Polarization Squeezing with Cold Atoms

We study the interaction of a nearly resonant linearly polarized laser beam with a cloud of cold cesium atoms in a high finesse optical cavity. We show theoretically and experimentally that the cross-Kerr effect due to the saturation of the optical transition produces quadrature squeezing on both the mean field and the orthogonally polarized vacuum mode. An interpretation of this vacuum squeezing as polarization squeezing is given and a method for measuring quantum Stokes parameters for weak beams via a local oscillator is developed.

Figure 1

Experimental setup: PBS: polarizing beam splitter; BS: $10/90$ beam splitter; $\lambda /2$: half-wave plate; PZT: piezoelectric ceramic.

Figure 2

Analysis of the circular polarization content of the light transmitted by the cavity and detected by the photodiodes shown in Fig. 1. Polarization switching occurs at point $A$. The power of the incident light is $7\mu \mathrm{W}$.

Figure 3

Schematic energy level diagram for the $X$-like four-level system: ${\gamma }_{\perp }+{\gamma }_{\parallel }=\gamma$ is the optical dipole decay rate; $\Delta$ is the (large) detuning from resonance.

Figure 4

Normalized quadrature noise (a) for the vacuum field mode at 3 MHz and (b) for the mean field mode at 6 MHz. The best squeezing is $13\%$ for the vacuum mode and $5\%$ for the mean field mode.

Figure 5

Normalized quadrature noise at 3 MHz for the vacuum mode ${\widehat{A}}_y$ vs the normalized interference signal: $\cos {\theta }_{hd}$. The general case is shown in curve (a): polarization squeezing is achieved when ${\theta }_{hd}={\theta }_{\mathrm{s}\mathrm{q}}=\pm 30°$: a linear combination of ${\widehat{S}}_2$ and ${\widehat{S}}_3$ is squeezed. In curve (b), ${\widehat{S}}_3$ is squeezed (${\theta }_{\mathrm{s}\mathrm{q}}=\pm \pi /2$).

------------------------------------------------------------------------

» **Work request 1**:
Answer these questions from the polarization squeezing text.
(a) What element are the cold atoms in the cloud?
(b) What is the power of the incident light for the measurements shown in Figure 2?
(c) What is the best squeezing reported for the vacuum mode?
» **Work request 2**:
For each statement, say whether it agrees with the polarization squeezing text, and quote the words that decide it.
(a) The laser beam sent into the atom cloud is circularly polarized.
(b) The experimental setup includes a half-wave plate.
(c) The quadrature noise of the mean field mode in Figure 4 is measured at 3 MHz.

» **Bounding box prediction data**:
------------------------------------------------------------------------

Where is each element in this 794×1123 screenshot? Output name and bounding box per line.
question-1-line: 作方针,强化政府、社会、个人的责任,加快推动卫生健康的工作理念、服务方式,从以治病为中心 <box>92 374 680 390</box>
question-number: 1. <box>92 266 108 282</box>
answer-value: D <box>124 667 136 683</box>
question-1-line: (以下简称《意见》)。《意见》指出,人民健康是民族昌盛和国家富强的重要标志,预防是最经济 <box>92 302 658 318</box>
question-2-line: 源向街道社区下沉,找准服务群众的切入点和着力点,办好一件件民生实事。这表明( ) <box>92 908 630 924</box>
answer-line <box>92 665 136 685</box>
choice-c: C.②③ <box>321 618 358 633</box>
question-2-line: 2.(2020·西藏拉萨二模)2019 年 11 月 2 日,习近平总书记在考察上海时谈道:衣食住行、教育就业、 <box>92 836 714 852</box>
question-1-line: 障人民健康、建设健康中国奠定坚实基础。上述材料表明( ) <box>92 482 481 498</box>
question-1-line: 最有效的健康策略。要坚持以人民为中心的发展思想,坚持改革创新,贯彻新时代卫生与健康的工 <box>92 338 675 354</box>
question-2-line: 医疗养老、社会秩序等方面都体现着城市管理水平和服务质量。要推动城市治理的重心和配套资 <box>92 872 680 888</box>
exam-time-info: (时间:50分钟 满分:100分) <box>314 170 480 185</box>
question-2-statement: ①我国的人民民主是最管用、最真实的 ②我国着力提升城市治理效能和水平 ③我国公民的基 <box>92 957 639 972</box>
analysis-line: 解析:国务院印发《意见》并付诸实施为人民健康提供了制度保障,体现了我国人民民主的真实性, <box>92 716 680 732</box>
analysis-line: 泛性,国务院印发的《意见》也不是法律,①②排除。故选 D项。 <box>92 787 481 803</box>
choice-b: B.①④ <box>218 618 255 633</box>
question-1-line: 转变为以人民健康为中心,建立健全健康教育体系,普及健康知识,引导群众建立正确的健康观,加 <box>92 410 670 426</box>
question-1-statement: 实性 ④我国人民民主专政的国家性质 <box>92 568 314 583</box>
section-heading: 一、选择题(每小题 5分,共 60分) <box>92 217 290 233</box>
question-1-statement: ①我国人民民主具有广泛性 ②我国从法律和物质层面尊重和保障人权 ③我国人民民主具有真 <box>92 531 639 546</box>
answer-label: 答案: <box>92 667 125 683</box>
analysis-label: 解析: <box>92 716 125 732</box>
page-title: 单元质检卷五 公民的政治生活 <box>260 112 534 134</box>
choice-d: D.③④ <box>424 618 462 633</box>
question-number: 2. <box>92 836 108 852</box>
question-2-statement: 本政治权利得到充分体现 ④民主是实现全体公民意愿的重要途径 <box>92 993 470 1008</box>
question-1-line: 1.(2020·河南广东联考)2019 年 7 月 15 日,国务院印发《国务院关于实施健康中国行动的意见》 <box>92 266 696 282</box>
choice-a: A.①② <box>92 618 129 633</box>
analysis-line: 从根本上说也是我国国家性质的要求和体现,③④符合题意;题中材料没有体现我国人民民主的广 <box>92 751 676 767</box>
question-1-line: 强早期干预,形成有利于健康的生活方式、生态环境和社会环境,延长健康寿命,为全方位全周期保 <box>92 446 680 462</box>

------------------------------------------------------------------------

» **Response area 1**:
(a) Cesium
(b) 7 μW
(c) 13%

» **Response area 2**:
(a) No: "a nearly resonant linearly polarized laser beam"
(b) Yes: "half-wave plate"
(c) No: "for the mean field mode at 6 MHz"